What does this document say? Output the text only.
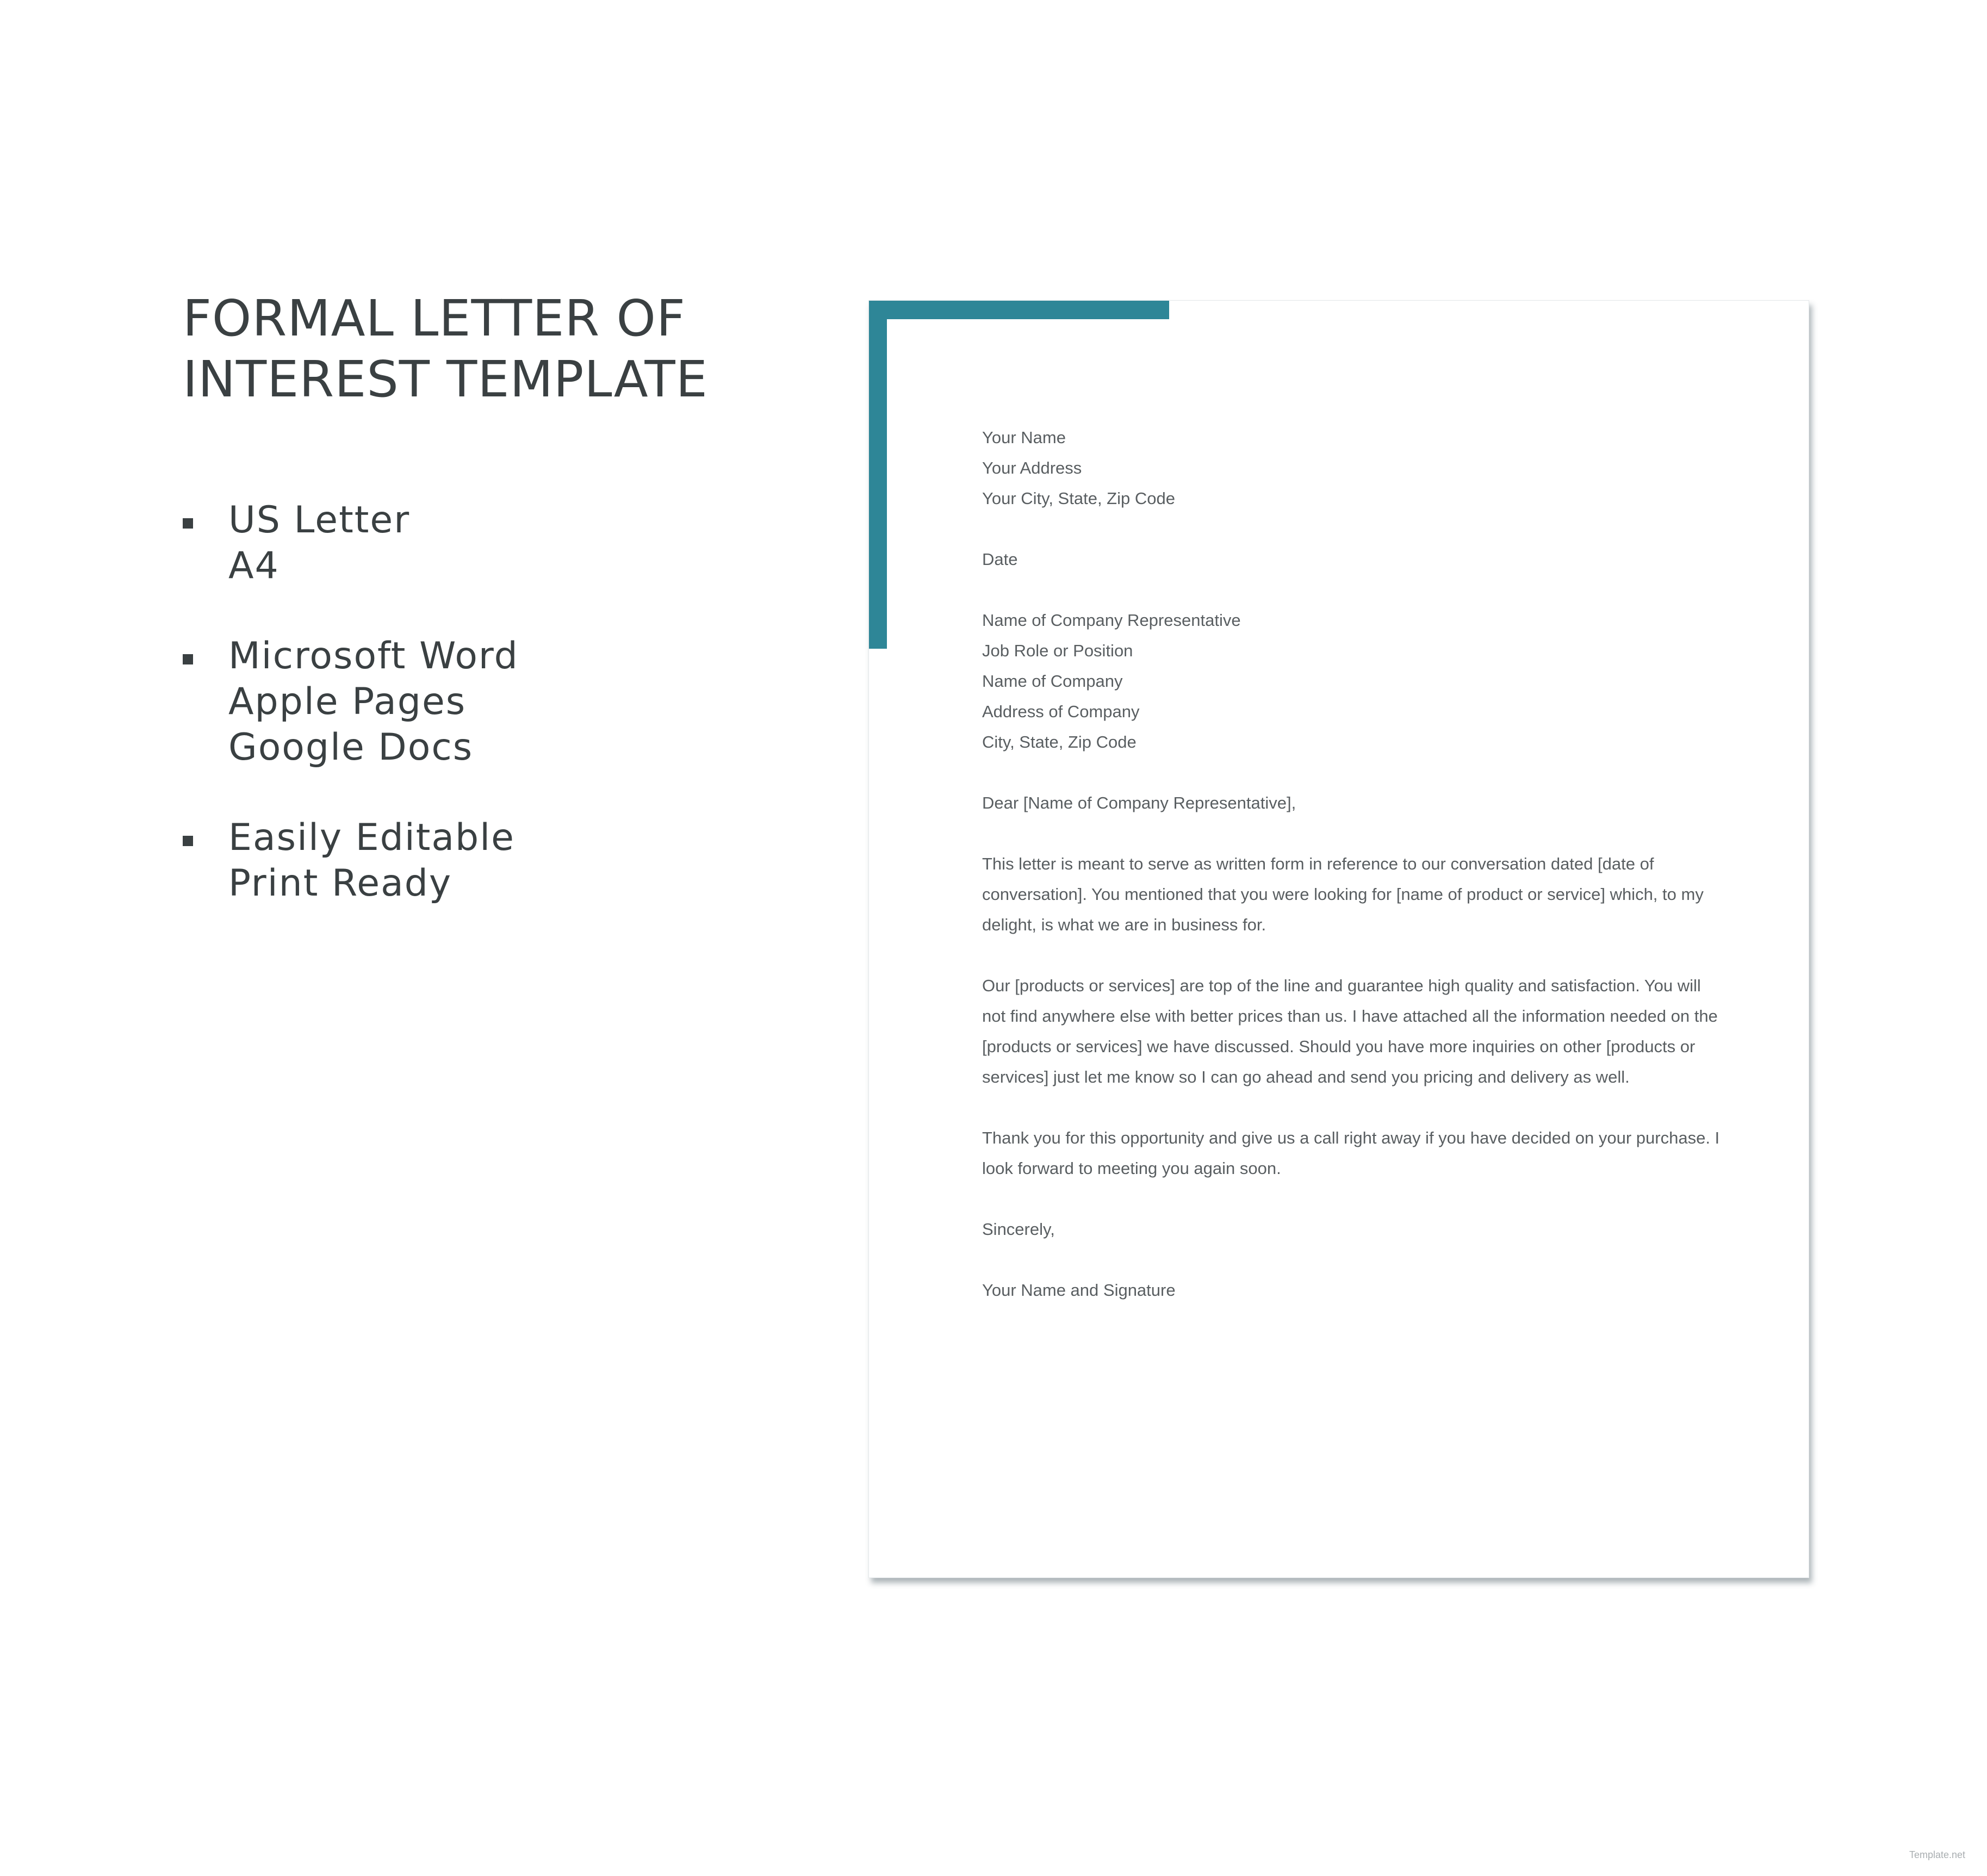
FORMAL LETTER OF
INTEREST TEMPLATE
US Letter
A4
Microsoft Word
Apple Pages
Google Docs
Easily Editable
Print Ready

Your Name
Your Address
Your City, State, Zip Code

Date

Name of Company Representative
Job Role or Position
Name of Company
Address of Company
City, State, Zip Code

Dear [Name of Company Representative],

This letter is meant to serve as written form in reference to our conversation dated [date of
conversation]. You mentioned that you were looking for [name of product or service] which, to my
delight, is what we are in business for.

Our [products or services] are top of the line and guarantee high quality and satisfaction. You will
not find anywhere else with better prices than us. I have attached all the information needed on the
[products or services] we have discussed. Should you have more inquiries on other [products or
services] just let me know so I can go ahead and send you pricing and delivery as well.

Thank you for this opportunity and give us a call right away if you have decided on your purchase. I
look forward to meeting you again soon.

Sincerely,

Your Name and Signature

Template.net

......

DIRECTION
Reproduce every line precisely as given, omitting all pictures.

RIGHT ANSWER
What does this document say? Output the text only.
FORMAL LETTER OF
INTEREST TEMPLATE
US Letter
A4
Microsoft Word
Apple Pages
Google Docs
Easily Editable
Print Ready

Your Name
Your Address
Your City, State, Zip Code

Date

Name of Company Representative
Job Role or Position
Name of Company
Address of Company
City, State, Zip Code

Dear [Name of Company Representative],

This letter is meant to serve as written form in reference to our conversation dated [date of
conversation]. You mentioned that you were looking for [name of product or service] which, to my
delight, is what we are in business for.

Our [products or services] are top of the line and guarantee high quality and satisfaction. You will
not find anywhere else with better prices than us. I have attached all the information needed on the
[products or services] we have discussed. Should you have more inquiries on other [products or
services] just let me know so I can go ahead and send you pricing and delivery as well.

Thank you for this opportunity and give us a call right away if you have decided on your purchase. I
look forward to meeting you again soon.

Sincerely,

Your Name and Signature

Template.net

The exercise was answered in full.